▸ WHAT YOU HAVE TO DO
Among the entries below, find how many lines carry the word "rule" and state only that figure.

▸ SOURCE RECORDS
[Start]
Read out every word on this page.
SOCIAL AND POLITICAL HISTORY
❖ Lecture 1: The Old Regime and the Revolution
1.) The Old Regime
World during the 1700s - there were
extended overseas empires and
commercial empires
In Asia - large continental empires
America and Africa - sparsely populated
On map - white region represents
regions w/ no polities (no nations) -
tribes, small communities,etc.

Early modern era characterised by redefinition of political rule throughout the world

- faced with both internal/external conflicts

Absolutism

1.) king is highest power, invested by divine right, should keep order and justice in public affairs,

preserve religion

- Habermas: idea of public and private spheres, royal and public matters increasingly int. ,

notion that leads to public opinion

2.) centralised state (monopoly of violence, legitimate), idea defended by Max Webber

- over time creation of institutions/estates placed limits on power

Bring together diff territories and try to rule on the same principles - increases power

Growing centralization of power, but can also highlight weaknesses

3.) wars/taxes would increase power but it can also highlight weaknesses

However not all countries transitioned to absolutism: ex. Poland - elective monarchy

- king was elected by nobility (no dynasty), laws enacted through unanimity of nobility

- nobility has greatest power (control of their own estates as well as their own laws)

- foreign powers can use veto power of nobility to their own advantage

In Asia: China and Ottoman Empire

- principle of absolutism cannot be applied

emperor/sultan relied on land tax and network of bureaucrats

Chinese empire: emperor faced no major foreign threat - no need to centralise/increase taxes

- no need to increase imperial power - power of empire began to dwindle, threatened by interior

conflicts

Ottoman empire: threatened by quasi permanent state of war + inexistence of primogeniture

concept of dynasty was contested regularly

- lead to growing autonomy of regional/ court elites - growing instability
[End]
▸ ANSWER TO THIS TASK
2